▶ [WHAT YOU WILL DO] Count the lines in the items below that contain the word "Dlaczego", matching uppercase and lowercase letters. Reply with the number alone.
┌──
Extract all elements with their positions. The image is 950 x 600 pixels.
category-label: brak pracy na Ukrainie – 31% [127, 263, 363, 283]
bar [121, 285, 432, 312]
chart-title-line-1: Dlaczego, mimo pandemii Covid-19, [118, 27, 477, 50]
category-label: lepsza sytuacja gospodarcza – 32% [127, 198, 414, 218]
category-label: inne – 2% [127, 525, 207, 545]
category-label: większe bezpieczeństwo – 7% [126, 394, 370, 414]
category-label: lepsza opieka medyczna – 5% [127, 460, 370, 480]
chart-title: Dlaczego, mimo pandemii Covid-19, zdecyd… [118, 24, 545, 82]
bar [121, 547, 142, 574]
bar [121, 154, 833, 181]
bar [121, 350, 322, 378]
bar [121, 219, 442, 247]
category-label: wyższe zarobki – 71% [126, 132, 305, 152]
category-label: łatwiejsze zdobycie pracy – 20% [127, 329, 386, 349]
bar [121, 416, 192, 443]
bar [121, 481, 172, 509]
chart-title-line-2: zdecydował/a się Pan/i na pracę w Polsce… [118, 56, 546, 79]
└──
┌──
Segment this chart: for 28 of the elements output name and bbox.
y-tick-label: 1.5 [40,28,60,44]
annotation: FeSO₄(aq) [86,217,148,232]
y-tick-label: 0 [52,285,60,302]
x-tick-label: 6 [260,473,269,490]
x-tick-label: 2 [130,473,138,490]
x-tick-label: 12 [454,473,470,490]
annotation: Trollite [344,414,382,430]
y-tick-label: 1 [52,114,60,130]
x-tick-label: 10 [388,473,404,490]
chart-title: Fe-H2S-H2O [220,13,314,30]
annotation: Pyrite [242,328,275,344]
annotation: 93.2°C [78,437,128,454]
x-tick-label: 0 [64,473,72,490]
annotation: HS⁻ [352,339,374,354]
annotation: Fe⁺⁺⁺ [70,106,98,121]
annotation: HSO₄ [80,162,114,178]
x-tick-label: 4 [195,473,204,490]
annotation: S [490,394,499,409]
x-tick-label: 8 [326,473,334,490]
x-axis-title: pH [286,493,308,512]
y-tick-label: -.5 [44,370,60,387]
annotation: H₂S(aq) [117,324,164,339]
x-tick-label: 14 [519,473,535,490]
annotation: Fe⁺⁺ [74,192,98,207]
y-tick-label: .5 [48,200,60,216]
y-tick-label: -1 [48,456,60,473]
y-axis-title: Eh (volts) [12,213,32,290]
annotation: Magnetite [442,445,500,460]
└──
▶ [EXERCISE OUTPUT] 2